Given task:
Copy each line exactly.

>>>

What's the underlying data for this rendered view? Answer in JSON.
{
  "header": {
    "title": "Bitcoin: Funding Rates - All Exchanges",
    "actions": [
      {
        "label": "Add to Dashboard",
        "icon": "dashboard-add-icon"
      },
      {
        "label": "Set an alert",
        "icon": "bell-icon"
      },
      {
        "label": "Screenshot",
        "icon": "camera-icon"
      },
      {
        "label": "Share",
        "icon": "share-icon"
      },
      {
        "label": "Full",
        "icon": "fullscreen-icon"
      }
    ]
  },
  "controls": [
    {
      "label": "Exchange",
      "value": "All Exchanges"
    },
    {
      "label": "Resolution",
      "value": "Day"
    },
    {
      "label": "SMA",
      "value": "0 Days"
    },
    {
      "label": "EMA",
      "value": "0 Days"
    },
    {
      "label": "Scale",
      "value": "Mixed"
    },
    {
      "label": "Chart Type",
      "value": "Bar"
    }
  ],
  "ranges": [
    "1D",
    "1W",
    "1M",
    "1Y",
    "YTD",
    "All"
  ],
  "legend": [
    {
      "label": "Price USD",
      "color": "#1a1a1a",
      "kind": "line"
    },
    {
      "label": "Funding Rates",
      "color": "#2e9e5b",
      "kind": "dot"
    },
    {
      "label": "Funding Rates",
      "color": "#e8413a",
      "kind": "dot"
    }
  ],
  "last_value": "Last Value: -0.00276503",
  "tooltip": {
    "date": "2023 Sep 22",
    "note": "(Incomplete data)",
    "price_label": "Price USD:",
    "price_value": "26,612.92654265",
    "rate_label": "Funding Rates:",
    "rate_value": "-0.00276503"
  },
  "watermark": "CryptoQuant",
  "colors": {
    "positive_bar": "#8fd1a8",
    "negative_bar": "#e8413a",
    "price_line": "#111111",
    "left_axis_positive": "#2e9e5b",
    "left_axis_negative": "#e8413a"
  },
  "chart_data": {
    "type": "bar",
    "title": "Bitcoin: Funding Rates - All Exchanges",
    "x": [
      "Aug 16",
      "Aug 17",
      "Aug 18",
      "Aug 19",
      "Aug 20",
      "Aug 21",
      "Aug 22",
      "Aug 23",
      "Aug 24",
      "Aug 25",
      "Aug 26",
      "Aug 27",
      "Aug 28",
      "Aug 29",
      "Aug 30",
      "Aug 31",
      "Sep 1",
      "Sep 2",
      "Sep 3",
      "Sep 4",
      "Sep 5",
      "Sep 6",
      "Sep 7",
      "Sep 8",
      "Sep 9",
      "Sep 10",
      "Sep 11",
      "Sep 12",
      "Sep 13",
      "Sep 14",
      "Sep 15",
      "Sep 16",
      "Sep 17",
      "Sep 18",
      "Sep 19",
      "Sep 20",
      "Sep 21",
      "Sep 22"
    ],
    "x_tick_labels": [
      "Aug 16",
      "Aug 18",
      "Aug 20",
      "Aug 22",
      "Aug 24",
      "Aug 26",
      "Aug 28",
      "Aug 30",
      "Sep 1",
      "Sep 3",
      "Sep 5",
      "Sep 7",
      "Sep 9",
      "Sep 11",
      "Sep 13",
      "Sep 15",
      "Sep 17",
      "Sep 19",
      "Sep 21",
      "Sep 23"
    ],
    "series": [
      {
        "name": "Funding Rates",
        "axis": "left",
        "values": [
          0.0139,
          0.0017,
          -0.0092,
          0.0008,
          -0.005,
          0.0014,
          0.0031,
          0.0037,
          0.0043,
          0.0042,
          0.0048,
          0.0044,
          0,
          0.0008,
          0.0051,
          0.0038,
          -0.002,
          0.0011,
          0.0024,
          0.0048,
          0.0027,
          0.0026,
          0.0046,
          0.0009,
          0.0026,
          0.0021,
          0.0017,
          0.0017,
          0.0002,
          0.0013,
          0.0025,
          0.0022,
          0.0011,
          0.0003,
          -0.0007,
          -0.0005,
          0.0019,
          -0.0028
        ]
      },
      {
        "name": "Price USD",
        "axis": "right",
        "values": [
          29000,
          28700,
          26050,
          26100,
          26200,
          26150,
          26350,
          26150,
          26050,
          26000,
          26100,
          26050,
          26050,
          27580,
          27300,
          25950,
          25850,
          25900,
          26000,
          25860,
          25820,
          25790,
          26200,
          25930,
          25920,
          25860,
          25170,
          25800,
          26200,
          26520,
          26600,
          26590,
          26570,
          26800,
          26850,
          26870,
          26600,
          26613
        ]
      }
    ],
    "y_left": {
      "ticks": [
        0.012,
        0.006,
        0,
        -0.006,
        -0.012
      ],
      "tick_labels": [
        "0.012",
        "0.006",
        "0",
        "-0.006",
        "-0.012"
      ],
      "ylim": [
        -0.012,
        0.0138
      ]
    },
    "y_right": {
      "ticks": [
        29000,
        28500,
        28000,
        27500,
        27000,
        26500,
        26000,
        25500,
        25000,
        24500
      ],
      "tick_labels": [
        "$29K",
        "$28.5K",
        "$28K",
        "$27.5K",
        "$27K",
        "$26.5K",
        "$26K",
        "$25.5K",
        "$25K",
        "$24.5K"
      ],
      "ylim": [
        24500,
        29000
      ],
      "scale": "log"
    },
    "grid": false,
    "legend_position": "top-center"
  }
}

<<<

The output:
What's the underlying data for this rendered view? Answer in JSON.
{
  "header": {
    "title": "Bitcoin: Funding Rates - All Exchanges",
    "actions": [
      {
        "label": "Add to Dashboard",
        "icon": "dashboard-add-icon"
      },
      {
        "label": "Set an alert",
        "icon": "bell-icon"
      },
      {
        "label": "Screenshot",
        "icon": "camera-icon"
      },
      {
        "label": "Share",
        "icon": "share-icon"
      },
      {
        "label": "Full",
        "icon": "fullscreen-icon"
      }
    ]
  },
  "controls": [
    {
      "label": "Exchange",
      "value": "All Exchanges"
    },
    {
      "label": "Resolution",
      "value": "Day"
    },
    {
      "label": "SMA",
      "value": "0 Days"
    },
    {
      "label": "EMA",
      "value": "0 Days"
    },
    {
      "label": "Scale",
      "value": "Mixed"
    },
    {
      "label": "Chart Type",
      "value": "Bar"
    }
  ],
  "ranges": [
    "1D",
    "1W",
    "1M",
    "1Y",
    "YTD",
    "All"
  ],
  "legend": [
    {
      "label": "Price USD",
      "color": "#1a1a1a",
      "kind": "line"
    },
    {
      "label": "Funding Rates",
      "color": "#2e9e5b",
      "kind": "dot"
    },
    {
      "label": "Funding Rates",
      "color": "#e8413a",
      "kind": "dot"
    }
  ],
  "last_value": "Last Value: -0.00276503",
  "tooltip": {
    "date": "2023 Sep 22",
    "note": "(Incomplete data)",
    "price_label": "Price USD:",
    "price_value": "26,612.92654265",
    "rate_label": "Funding Rates:",
    "rate_value": "-0.00276503"
  },
  "watermark": "CryptoQuant",
  "colors": {
    "positive_bar": "#8fd1a8",
    "negative_bar": "#e8413a",
    "price_line": "#111111",
    "left_axis_positive": "#2e9e5b",
    "left_axis_negative": "#e8413a"
  },
  "chart_data": {
    "type": "bar",
    "title": "Bitcoin: Funding Rates - All Exchanges",
    "x": [
      "Aug 16",
      "Aug 17",
      "Aug 18",
      "Aug 19",
      "Aug 20",
      "Aug 21",
      "Aug 22",
      "Aug 23",
      "Aug 24",
      "Aug 25",
      "Aug 26",
      "Aug 27",
      "Aug 28",
      "Aug 29",
      "Aug 30",
      "Aug 31",
      "Sep 1",
      "Sep 2",
      "Sep 3",
      "Sep 4",
      "Sep 5",
      "Sep 6",
      "Sep 7",
      "Sep 8",
      "Sep 9",
      "Sep 10",
      "Sep 11",
      "Sep 12",
      "Sep 13",
      "Sep 14",
      "Sep 15",
      "Sep 16",
      "Sep 17",
      "Sep 18",
      "Sep 19",
      "Sep 20",
      "Sep 21",
      "Sep 22"
    ],
    "x_tick_labels": [
      "Aug 16",
      "Aug 18",
      "Aug 20",
      "Aug 22",
      "Aug 24",
      "Aug 26",
      "Aug 28",
      "Aug 30",
      "Sep 1",
      "Sep 3",
      "Sep 5",
      "Sep 7",
      "Sep 9",
      "Sep 11",
      "Sep 13",
      "Sep 15",
      "Sep 17",
      "Sep 19",
      "Sep 21",
      "Sep 23"
    ],
    "series": [
      {
        "name": "Funding Rates",
        "axis": "left",
        "values": [
          0.0139,
          0.0017,
          -0.0092,
          0.0008,
          -0.005,
          0.0014,
          0.0031,
          0.0037,
          0.0043,
          0.0042,
          0.0048,
          0.0044,
          0,
          0.0008,
          0.0051,
          0.0038,
          -0.002,
          0.0011,
          0.0024,
          0.0048,
          0.0027,
          0.0026,
          0.0046,
          0.0009,
          0.0026,
          0.0021,
          0.0017,
          0.0017,
          0.0002,
          0.0013,
          0.0025,
          0.0022,
          0.0011,
          0.0003,
          -0.0007,
          -0.0005,
          0.0019,
          -0.0028
        ]
      },
      {
        "name": "Price USD",
        "axis": "right",
        "values": [
          29000,
          28700,
          26050,
          26100,
          26200,
          26150,
          26350,
          26150,
          26050,
          26000,
          26100,
          26050,
          26050,
          27580,
          27300,
          25950,
          25850,
          25900,
          26000,
          25860,
          25820,
          25790,
          26200,
          25930,
          25920,
          25860,
          25170,
          25800,
          26200,
          26520,
          26600,
          26590,
          26570,
          26800,
          26850,
          26870,
          26600,
          26613
        ]
      }
    ],
    "y_left": {
      "ticks": [
        0.012,
        0.006,
        0,
        -0.006,
        -0.012
      ],
      "tick_labels": [
        "0.012",
        "0.006",
        "0",
        "-0.006",
        "-0.012"
      ],
      "ylim": [
        -0.012,
        0.0138
      ]
    },
    "y_right": {
      "ticks": [
        29000,
        28500,
        28000,
        27500,
        27000,
        26500,
        26000,
        25500,
        25000,
        24500
      ],
      "tick_labels": [
        "$29K",
        "$28.5K",
        "$28K",
        "$27.5K",
        "$27K",
        "$26.5K",
        "$26K",
        "$25.5K",
        "$25K",
        "$24.5K"
      ],
      "ylim": [
        24500,
        29000
      ],
      "scale": "log"
    },
    "grid": false,
    "legend_position": "top-center"
  }
}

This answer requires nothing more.